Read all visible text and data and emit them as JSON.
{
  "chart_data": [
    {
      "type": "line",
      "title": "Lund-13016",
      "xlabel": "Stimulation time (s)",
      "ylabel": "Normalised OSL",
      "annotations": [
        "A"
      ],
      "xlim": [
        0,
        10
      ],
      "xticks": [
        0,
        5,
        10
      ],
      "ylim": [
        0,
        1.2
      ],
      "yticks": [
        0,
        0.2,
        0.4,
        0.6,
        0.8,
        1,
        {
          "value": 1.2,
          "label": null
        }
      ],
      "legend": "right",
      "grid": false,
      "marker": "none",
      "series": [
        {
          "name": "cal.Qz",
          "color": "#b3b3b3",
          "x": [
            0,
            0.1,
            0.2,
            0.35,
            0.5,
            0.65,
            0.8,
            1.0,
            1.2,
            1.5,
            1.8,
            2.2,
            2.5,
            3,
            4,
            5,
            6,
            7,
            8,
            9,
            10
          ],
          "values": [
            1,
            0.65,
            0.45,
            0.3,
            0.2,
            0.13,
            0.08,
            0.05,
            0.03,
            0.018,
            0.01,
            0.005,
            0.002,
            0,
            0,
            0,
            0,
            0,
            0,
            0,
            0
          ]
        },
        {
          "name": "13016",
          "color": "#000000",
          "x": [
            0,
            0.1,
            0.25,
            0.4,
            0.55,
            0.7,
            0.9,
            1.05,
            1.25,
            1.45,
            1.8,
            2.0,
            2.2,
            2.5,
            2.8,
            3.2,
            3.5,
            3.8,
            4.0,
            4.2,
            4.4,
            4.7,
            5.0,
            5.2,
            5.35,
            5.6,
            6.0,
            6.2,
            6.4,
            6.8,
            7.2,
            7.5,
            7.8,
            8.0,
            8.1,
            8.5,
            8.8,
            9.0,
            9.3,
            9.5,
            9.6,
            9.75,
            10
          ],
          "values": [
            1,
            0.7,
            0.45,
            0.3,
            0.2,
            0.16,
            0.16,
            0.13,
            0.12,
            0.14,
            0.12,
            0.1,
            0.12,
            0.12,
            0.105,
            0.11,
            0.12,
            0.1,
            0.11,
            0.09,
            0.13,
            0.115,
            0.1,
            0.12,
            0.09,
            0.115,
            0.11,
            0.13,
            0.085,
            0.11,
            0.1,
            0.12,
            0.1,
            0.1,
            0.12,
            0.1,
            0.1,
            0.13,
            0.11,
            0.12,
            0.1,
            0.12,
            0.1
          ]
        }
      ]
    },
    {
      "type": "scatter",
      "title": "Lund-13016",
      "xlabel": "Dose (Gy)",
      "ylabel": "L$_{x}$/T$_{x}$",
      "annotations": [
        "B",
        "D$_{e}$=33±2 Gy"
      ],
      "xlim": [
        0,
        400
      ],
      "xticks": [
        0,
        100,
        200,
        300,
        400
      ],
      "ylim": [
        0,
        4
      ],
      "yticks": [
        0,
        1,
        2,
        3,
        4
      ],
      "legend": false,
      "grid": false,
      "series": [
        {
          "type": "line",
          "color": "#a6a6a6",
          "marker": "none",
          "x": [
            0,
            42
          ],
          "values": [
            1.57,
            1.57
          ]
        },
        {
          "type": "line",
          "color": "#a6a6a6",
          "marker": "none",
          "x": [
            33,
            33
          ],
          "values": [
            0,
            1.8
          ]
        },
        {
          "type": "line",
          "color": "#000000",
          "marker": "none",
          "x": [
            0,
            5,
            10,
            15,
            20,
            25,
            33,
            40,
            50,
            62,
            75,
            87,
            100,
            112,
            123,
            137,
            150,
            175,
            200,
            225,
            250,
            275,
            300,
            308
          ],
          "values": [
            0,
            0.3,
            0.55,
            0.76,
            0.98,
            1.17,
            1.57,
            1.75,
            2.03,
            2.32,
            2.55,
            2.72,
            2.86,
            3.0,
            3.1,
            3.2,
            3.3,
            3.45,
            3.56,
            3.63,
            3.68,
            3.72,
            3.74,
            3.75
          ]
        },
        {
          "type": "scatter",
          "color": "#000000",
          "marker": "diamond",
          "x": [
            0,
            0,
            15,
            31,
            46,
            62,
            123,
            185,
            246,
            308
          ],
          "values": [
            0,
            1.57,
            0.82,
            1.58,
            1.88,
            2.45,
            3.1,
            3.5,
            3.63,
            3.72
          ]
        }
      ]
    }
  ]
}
——
Your instructions.
Return all of the above records exactly, leaving no line out.

Result below.
Read all visible text and data and emit them as JSON.
{
  "chart_data": [
    {
      "type": "line",
      "title": "Lund-13016",
      "xlabel": "Stimulation time (s)",
      "ylabel": "Normalised OSL",
      "annotations": [
        "A"
      ],
      "xlim": [
        0,
        10
      ],
      "xticks": [
        0,
        5,
        10
      ],
      "ylim": [
        0,
        1.2
      ],
      "yticks": [
        0,
        0.2,
        0.4,
        0.6,
        0.8,
        1,
        {
          "value": 1.2,
          "label": null
        }
      ],
      "legend": "right",
      "grid": false,
      "marker": "none",
      "series": [
        {
          "name": "cal.Qz",
          "color": "#b3b3b3",
          "x": [
            0,
            0.1,
            0.2,
            0.35,
            0.5,
            0.65,
            0.8,
            1.0,
            1.2,
            1.5,
            1.8,
            2.2,
            2.5,
            3,
            4,
            5,
            6,
            7,
            8,
            9,
            10
          ],
          "values": [
            1,
            0.65,
            0.45,
            0.3,
            0.2,
            0.13,
            0.08,
            0.05,
            0.03,
            0.018,
            0.01,
            0.005,
            0.002,
            0,
            0,
            0,
            0,
            0,
            0,
            0,
            0
          ]
        },
        {
          "name": "13016",
          "color": "#000000",
          "x": [
            0,
            0.1,
            0.25,
            0.4,
            0.55,
            0.7,
            0.9,
            1.05,
            1.25,
            1.45,
            1.8,
            2.0,
            2.2,
            2.5,
            2.8,
            3.2,
            3.5,
            3.8,
            4.0,
            4.2,
            4.4,
            4.7,
            5.0,
            5.2,
            5.35,
            5.6,
            6.0,
            6.2,
            6.4,
            6.8,
            7.2,
            7.5,
            7.8,
            8.0,
            8.1,
            8.5,
            8.8,
            9.0,
            9.3,
            9.5,
            9.6,
            9.75,
            10
          ],
          "values": [
            1,
            0.7,
            0.45,
            0.3,
            0.2,
            0.16,
            0.16,
            0.13,
            0.12,
            0.14,
            0.12,
            0.1,
            0.12,
            0.12,
            0.105,
            0.11,
            0.12,
            0.1,
            0.11,
            0.09,
            0.13,
            0.115,
            0.1,
            0.12,
            0.09,
            0.115,
            0.11,
            0.13,
            0.085,
            0.11,
            0.1,
            0.12,
            0.1,
            0.1,
            0.12,
            0.1,
            0.1,
            0.13,
            0.11,
            0.12,
            0.1,
            0.12,
            0.1
          ]
        }
      ]
    },
    {
      "type": "scatter",
      "title": "Lund-13016",
      "xlabel": "Dose (Gy)",
      "ylabel": "L$_{x}$/T$_{x}$",
      "annotations": [
        "B",
        "D$_{e}$=33±2 Gy"
      ],
      "xlim": [
        0,
        400
      ],
      "xticks": [
        0,
        100,
        200,
        300,
        400
      ],
      "ylim": [
        0,
        4
      ],
      "yticks": [
        0,
        1,
        2,
        3,
        4
      ],
      "legend": false,
      "grid": false,
      "series": [
        {
          "type": "line",
          "color": "#a6a6a6",
          "marker": "none",
          "x": [
            0,
            42
          ],
          "values": [
            1.57,
            1.57
          ]
        },
        {
          "type": "line",
          "color": "#a6a6a6",
          "marker": "none",
          "x": [
            33,
            33
          ],
          "values": [
            0,
            1.8
          ]
        },
        {
          "type": "line",
          "color": "#000000",
          "marker": "none",
          "x": [
            0,
            5,
            10,
            15,
            20,
            25,
            33,
            40,
            50,
            62,
            75,
            87,
            100,
            112,
            123,
            137,
            150,
            175,
            200,
            225,
            250,
            275,
            300,
            308
          ],
          "values": [
            0,
            0.3,
            0.55,
            0.76,
            0.98,
            1.17,
            1.57,
            1.75,
            2.03,
            2.32,
            2.55,
            2.72,
            2.86,
            3.0,
            3.1,
            3.2,
            3.3,
            3.45,
            3.56,
            3.63,
            3.68,
            3.72,
            3.74,
            3.75
          ]
        },
        {
          "type": "scatter",
          "color": "#000000",
          "marker": "diamond",
          "x": [
            0,
            0,
            15,
            31,
            46,
            62,
            123,
            185,
            246,
            308
          ],
          "values": [
            0,
            1.57,
            0.82,
            1.58,
            1.88,
            2.45,
            3.1,
            3.5,
            3.63,
            3.72
          ]
        }
      ]
    }
  ]
}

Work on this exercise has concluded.